begin EXCERPTED DATA

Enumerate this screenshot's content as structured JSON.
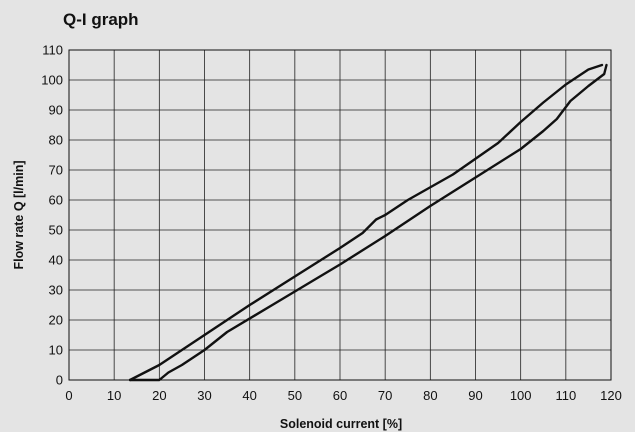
{
  "title": "Q-I graph",
  "chart_data": {
    "type": "line",
    "title": "Q-I graph",
    "xlabel": "Solenoid current [%]",
    "ylabel": "Flow rate Q [l/min]",
    "xlim": [
      0,
      120
    ],
    "ylim": [
      0,
      110
    ],
    "x_ticks": [
      0,
      10,
      20,
      30,
      40,
      50,
      60,
      70,
      80,
      90,
      100,
      110,
      120
    ],
    "y_ticks": [
      0,
      10,
      20,
      30,
      40,
      50,
      60,
      70,
      80,
      90,
      100,
      110
    ],
    "grid": true,
    "line_color": "#111111",
    "series": [
      {
        "points": [
          [
            13.5,
            0
          ],
          [
            20,
            5
          ],
          [
            30,
            15
          ],
          [
            40,
            25
          ],
          [
            50,
            34.5
          ],
          [
            60,
            44
          ],
          [
            65,
            49
          ],
          [
            68,
            53.5
          ],
          [
            70,
            55
          ],
          [
            75,
            60
          ],
          [
            85,
            68.5
          ],
          [
            95,
            79
          ],
          [
            100,
            86
          ],
          [
            105,
            92.5
          ],
          [
            110,
            98.5
          ],
          [
            115,
            103.5
          ],
          [
            118,
            105
          ]
        ]
      },
      {
        "points": [
          [
            13.5,
            0
          ],
          [
            20,
            0
          ],
          [
            22,
            2.5
          ],
          [
            25,
            5
          ],
          [
            30,
            10
          ],
          [
            35,
            16
          ],
          [
            45,
            25
          ],
          [
            55,
            34
          ],
          [
            60,
            38.5
          ],
          [
            70,
            48
          ],
          [
            80,
            58
          ],
          [
            90,
            67.5
          ],
          [
            100,
            77
          ],
          [
            105,
            83
          ],
          [
            108,
            87
          ],
          [
            111,
            93
          ],
          [
            115,
            98
          ],
          [
            118.5,
            102
          ],
          [
            119,
            105
          ]
        ]
      }
    ]
  }
}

end EXCERPTED DATA

Using the data above, write out every line exactly, leaving the images behind.

*ANSWER IN FULL*:
Enumerate this screenshot's content as structured JSON.
{
  "title": "Q-I graph",
  "chart_data": {
    "type": "line",
    "title": "Q-I graph",
    "xlabel": "Solenoid current [%]",
    "ylabel": "Flow rate Q [l/min]",
    "xlim": [
      0,
      120
    ],
    "ylim": [
      0,
      110
    ],
    "x_ticks": [
      0,
      10,
      20,
      30,
      40,
      50,
      60,
      70,
      80,
      90,
      100,
      110,
      120
    ],
    "y_ticks": [
      0,
      10,
      20,
      30,
      40,
      50,
      60,
      70,
      80,
      90,
      100,
      110
    ],
    "grid": true,
    "line_color": "#111111",
    "series": [
      {
        "points": [
          [
            13.5,
            0
          ],
          [
            20,
            5
          ],
          [
            30,
            15
          ],
          [
            40,
            25
          ],
          [
            50,
            34.5
          ],
          [
            60,
            44
          ],
          [
            65,
            49
          ],
          [
            68,
            53.5
          ],
          [
            70,
            55
          ],
          [
            75,
            60
          ],
          [
            85,
            68.5
          ],
          [
            95,
            79
          ],
          [
            100,
            86
          ],
          [
            105,
            92.5
          ],
          [
            110,
            98.5
          ],
          [
            115,
            103.5
          ],
          [
            118,
            105
          ]
        ]
      },
      {
        "points": [
          [
            13.5,
            0
          ],
          [
            20,
            0
          ],
          [
            22,
            2.5
          ],
          [
            25,
            5
          ],
          [
            30,
            10
          ],
          [
            35,
            16
          ],
          [
            45,
            25
          ],
          [
            55,
            34
          ],
          [
            60,
            38.5
          ],
          [
            70,
            48
          ],
          [
            80,
            58
          ],
          [
            90,
            67.5
          ],
          [
            100,
            77
          ],
          [
            105,
            83
          ],
          [
            108,
            87
          ],
          [
            111,
            93
          ],
          [
            115,
            98
          ],
          [
            118.5,
            102
          ],
          [
            119,
            105
          ]
        ]
      }
    ]
  }
}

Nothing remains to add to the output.